Look through the material below. Copy every line with the string "What" in it.
☆ ☆ ☆
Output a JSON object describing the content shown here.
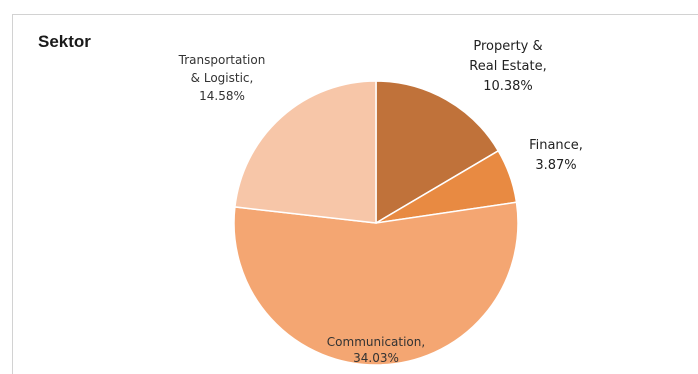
{
  "chart_data": {
    "type": "pie",
    "title": "Sektor",
    "slices": [
      {
        "name": "Property & Real Estate",
        "value": 10.38,
        "color": "#c0723a",
        "label_lines": [
          "Property &",
          "Real Estate,",
          "10.38%"
        ]
      },
      {
        "name": "Finance",
        "value": 3.87,
        "color": "#e88a42",
        "label_lines": [
          "Finance,",
          "3.87%"
        ]
      },
      {
        "name": "Communication",
        "value": 34.03,
        "color": "#f4a672",
        "label_lines": [
          "Communication,",
          "34.03%"
        ]
      },
      {
        "name": "Transportation & Logistic",
        "value": 14.58,
        "color": "#f7c6a8",
        "label_lines": [
          "Transportation",
          "& Logistic,",
          "14.58%"
        ]
      }
    ],
    "slice_border_color": "#ffffff",
    "legend": "none"
  }
}
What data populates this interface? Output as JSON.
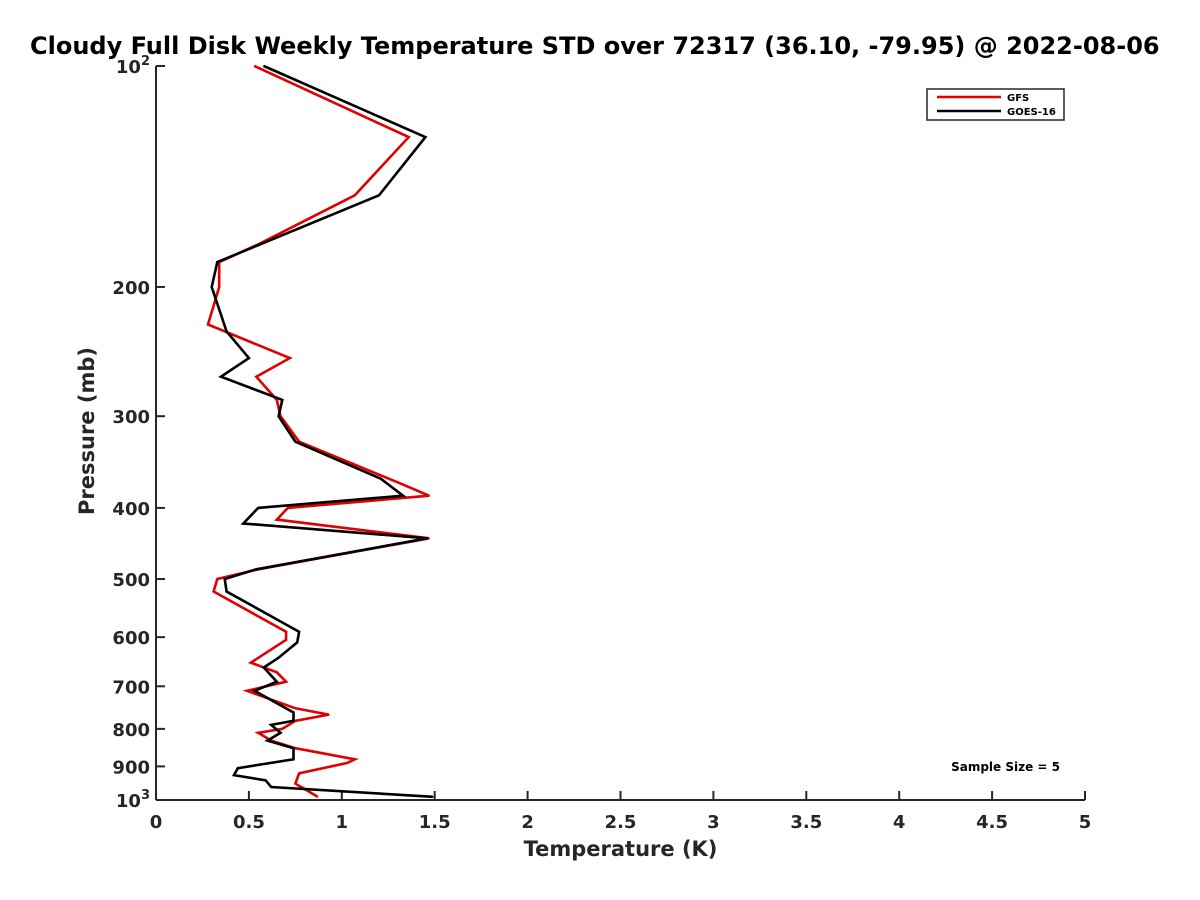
{
  "chart_data": {
    "type": "line",
    "title": "Cloudy Full Disk Weekly Temperature STD over 72317 (36.10, -79.95) @ 2022-08-06",
    "xlabel": "Temperature (K)",
    "ylabel": "Pressure (mb)",
    "xlim": [
      0,
      5
    ],
    "ylim": [
      100,
      1000
    ],
    "y_scale": "log",
    "y_reversed": true,
    "x_ticks": [
      "0",
      "0.5",
      "1",
      "1.5",
      "2",
      "2.5",
      "3",
      "3.5",
      "4",
      "4.5",
      "5"
    ],
    "y_ticks": [
      {
        "value": 100,
        "base": "10",
        "exp": "2"
      },
      {
        "value": 200,
        "label": "200"
      },
      {
        "value": 300,
        "label": "300"
      },
      {
        "value": 400,
        "label": "400"
      },
      {
        "value": 500,
        "label": "500"
      },
      {
        "value": 600,
        "label": "600"
      },
      {
        "value": 700,
        "label": "700"
      },
      {
        "value": 800,
        "label": "800"
      },
      {
        "value": 900,
        "label": "900"
      },
      {
        "value": 1000,
        "base": "10",
        "exp": "3"
      }
    ],
    "grid": false,
    "legend_position": "top-right",
    "series": [
      {
        "name": "GFS",
        "color": "#e00000",
        "points": [
          [
            0.53,
            100
          ],
          [
            1.36,
            125
          ],
          [
            1.07,
            150
          ],
          [
            0.55,
            175
          ],
          [
            0.34,
            185
          ],
          [
            0.34,
            200
          ],
          [
            0.28,
            225
          ],
          [
            0.72,
            250
          ],
          [
            0.54,
            265
          ],
          [
            0.65,
            285
          ],
          [
            0.67,
            300
          ],
          [
            0.77,
            325
          ],
          [
            1.31,
            370
          ],
          [
            1.47,
            385
          ],
          [
            0.71,
            400
          ],
          [
            0.65,
            415
          ],
          [
            1.47,
            440
          ],
          [
            0.55,
            485
          ],
          [
            0.33,
            500
          ],
          [
            0.31,
            520
          ],
          [
            0.7,
            590
          ],
          [
            0.7,
            605
          ],
          [
            0.51,
            650
          ],
          [
            0.65,
            670
          ],
          [
            0.7,
            690
          ],
          [
            0.49,
            710
          ],
          [
            0.75,
            750
          ],
          [
            0.93,
            765
          ],
          [
            0.75,
            780
          ],
          [
            0.68,
            800
          ],
          [
            0.55,
            810
          ],
          [
            0.62,
            830
          ],
          [
            0.75,
            850
          ],
          [
            1.07,
            880
          ],
          [
            1.03,
            890
          ],
          [
            0.77,
            920
          ],
          [
            0.75,
            950
          ],
          [
            0.87,
            990
          ]
        ]
      },
      {
        "name": "GOES-16",
        "color": "#000000",
        "points": [
          [
            0.58,
            100
          ],
          [
            1.45,
            125
          ],
          [
            1.2,
            150
          ],
          [
            0.56,
            175
          ],
          [
            0.33,
            185
          ],
          [
            0.3,
            200
          ],
          [
            0.38,
            230
          ],
          [
            0.5,
            250
          ],
          [
            0.35,
            265
          ],
          [
            0.68,
            285
          ],
          [
            0.66,
            300
          ],
          [
            0.75,
            325
          ],
          [
            1.21,
            365
          ],
          [
            1.33,
            385
          ],
          [
            0.55,
            400
          ],
          [
            0.47,
            420
          ],
          [
            1.46,
            440
          ],
          [
            0.54,
            485
          ],
          [
            0.37,
            500
          ],
          [
            0.38,
            520
          ],
          [
            0.77,
            590
          ],
          [
            0.76,
            610
          ],
          [
            0.66,
            640
          ],
          [
            0.58,
            660
          ],
          [
            0.65,
            690
          ],
          [
            0.53,
            710
          ],
          [
            0.74,
            760
          ],
          [
            0.74,
            780
          ],
          [
            0.62,
            790
          ],
          [
            0.67,
            810
          ],
          [
            0.6,
            830
          ],
          [
            0.74,
            850
          ],
          [
            0.74,
            880
          ],
          [
            0.44,
            905
          ],
          [
            0.42,
            925
          ],
          [
            0.59,
            940
          ],
          [
            0.62,
            960
          ],
          [
            1.49,
            990
          ]
        ]
      }
    ],
    "annotations": [
      {
        "text": "Sample Size = 5"
      }
    ]
  }
}
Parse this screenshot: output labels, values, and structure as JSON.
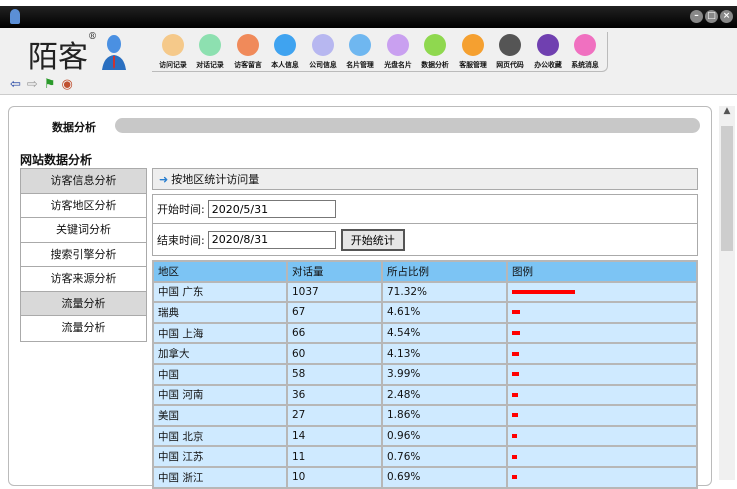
{
  "window": {
    "controls": [
      "minimize",
      "maximize",
      "close"
    ]
  },
  "logo": {
    "text": "陌客",
    "mark": "®"
  },
  "toolbar": [
    {
      "label": "访问记录",
      "color": "#f5c98a"
    },
    {
      "label": "对话记录",
      "color": "#8de0b0"
    },
    {
      "label": "访客留言",
      "color": "#f08a5a"
    },
    {
      "label": "本人信息",
      "color": "#3fa3f0"
    },
    {
      "label": "公司信息",
      "color": "#b7b7f0"
    },
    {
      "label": "名片管理",
      "color": "#6fb7f0"
    },
    {
      "label": "光盘名片",
      "color": "#c9a0f0"
    },
    {
      "label": "数据分析",
      "color": "#8fd84f"
    },
    {
      "label": "客服管理",
      "color": "#f5a030"
    },
    {
      "label": "网页代码",
      "color": "#555555"
    },
    {
      "label": "办公收藏",
      "color": "#7040b0"
    },
    {
      "label": "系统消息",
      "color": "#f070c0"
    }
  ],
  "nav": [
    "back-icon",
    "forward-icon",
    "flag-icon",
    "globe-icon"
  ],
  "tab": {
    "title": "数据分析"
  },
  "section_title": "网站数据分析",
  "menu": [
    {
      "label": "访客信息分析",
      "header": true
    },
    {
      "label": "访客地区分析"
    },
    {
      "label": "关键词分析"
    },
    {
      "label": "搜索引擎分析"
    },
    {
      "label": "访客来源分析"
    },
    {
      "label": "流量分析",
      "header": true
    },
    {
      "label": "流量分析"
    }
  ],
  "panel": {
    "title": "按地区统计访问量",
    "start_label": "开始时间:",
    "start_value": "2020/5/31",
    "end_label": "结束时间:",
    "end_value": "2020/8/31",
    "submit": "开始统计"
  },
  "table": {
    "headers": [
      "地区",
      "对话量",
      "所占比例",
      "图例"
    ],
    "bar_color": "#ff0000",
    "rows": [
      {
        "region": "中国 广东",
        "count": "1037",
        "pct": "71.32%",
        "p": 71.32
      },
      {
        "region": "瑞典",
        "count": "67",
        "pct": "4.61%",
        "p": 4.61
      },
      {
        "region": "中国 上海",
        "count": "66",
        "pct": "4.54%",
        "p": 4.54
      },
      {
        "region": "加拿大",
        "count": "60",
        "pct": "4.13%",
        "p": 4.13
      },
      {
        "region": "中国",
        "count": "58",
        "pct": "3.99%",
        "p": 3.99
      },
      {
        "region": "中国 河南",
        "count": "36",
        "pct": "2.48%",
        "p": 2.48
      },
      {
        "region": "美国",
        "count": "27",
        "pct": "1.86%",
        "p": 1.86
      },
      {
        "region": "中国 北京",
        "count": "14",
        "pct": "0.96%",
        "p": 0.96
      },
      {
        "region": "中国 江苏",
        "count": "11",
        "pct": "0.76%",
        "p": 0.76
      },
      {
        "region": "中国 浙江",
        "count": "10",
        "pct": "0.69%",
        "p": 0.69
      }
    ]
  }
}
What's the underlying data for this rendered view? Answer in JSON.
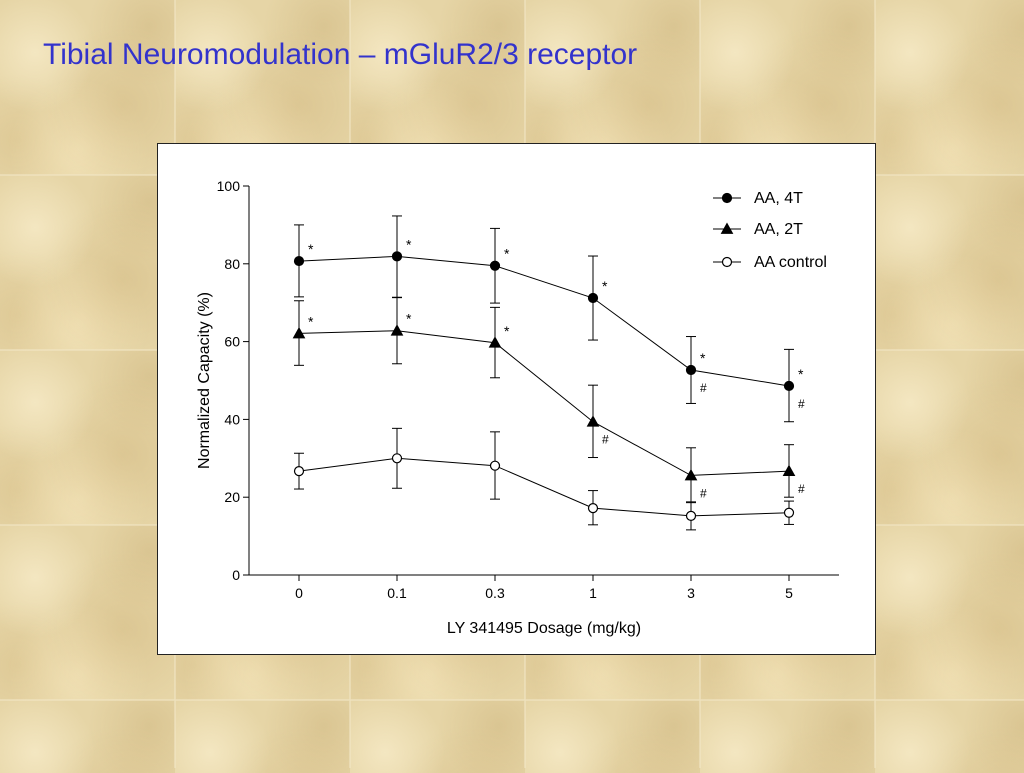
{
  "slide": {
    "title": "Tibial Neuromodulation – mGluR2/3 receptor"
  },
  "colors": {
    "title": "#3333cc",
    "background": "#e6d5a6",
    "panel": "#ffffff",
    "ink": "#000000"
  },
  "chart_data": {
    "type": "line",
    "xlabel": "LY 341495 Dosage (mg/kg)",
    "ylabel": "Normalized Capacity (%)",
    "categories": [
      "0",
      "0.1",
      "0.3",
      "1",
      "3",
      "5"
    ],
    "ylim": [
      0,
      100
    ],
    "yticks": [
      0,
      20,
      40,
      60,
      80,
      100
    ],
    "grid": false,
    "legend_position": "top-right",
    "series": [
      {
        "name": "AA, 4T",
        "marker": "filled-circle",
        "values": [
          80.7,
          81.9,
          79.5,
          71.2,
          52.7,
          48.6
        ],
        "err_low": [
          9.2,
          10.5,
          9.6,
          10.8,
          8.6,
          9.2
        ],
        "err_high": [
          9.3,
          10.4,
          9.6,
          10.8,
          8.6,
          9.4
        ],
        "annotations": [
          {
            "index": 0,
            "text": "*"
          },
          {
            "index": 1,
            "text": "*"
          },
          {
            "index": 2,
            "text": "*"
          },
          {
            "index": 3,
            "text": "*"
          },
          {
            "index": 4,
            "text": "*"
          },
          {
            "index": 5,
            "text": "*"
          },
          {
            "index": 4,
            "text": "#"
          },
          {
            "index": 5,
            "text": "#"
          }
        ]
      },
      {
        "name": "AA, 2T",
        "marker": "filled-triangle",
        "values": [
          62.1,
          62.8,
          59.7,
          39.4,
          25.6,
          26.7
        ],
        "err_low": [
          8.2,
          8.5,
          9.0,
          9.2,
          7.0,
          6.7
        ],
        "err_high": [
          8.4,
          8.5,
          9.1,
          9.4,
          7.1,
          6.8
        ],
        "annotations": [
          {
            "index": 0,
            "text": "*"
          },
          {
            "index": 1,
            "text": "*"
          },
          {
            "index": 2,
            "text": "*"
          },
          {
            "index": 3,
            "text": "#"
          },
          {
            "index": 4,
            "text": "#"
          },
          {
            "index": 5,
            "text": "#"
          }
        ]
      },
      {
        "name": "AA control",
        "marker": "open-circle",
        "values": [
          26.7,
          30.0,
          28.1,
          17.2,
          15.2,
          16.0
        ],
        "err_low": [
          4.6,
          7.7,
          8.6,
          4.3,
          3.6,
          3.0
        ],
        "err_high": [
          4.6,
          7.7,
          8.7,
          4.5,
          3.6,
          3.0
        ]
      }
    ]
  }
}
☆ ☆ ☆
THE RESULT >>
What data populates this interface? Output as JSON.
What's the underlying data for this rendered view? Answer in JSON.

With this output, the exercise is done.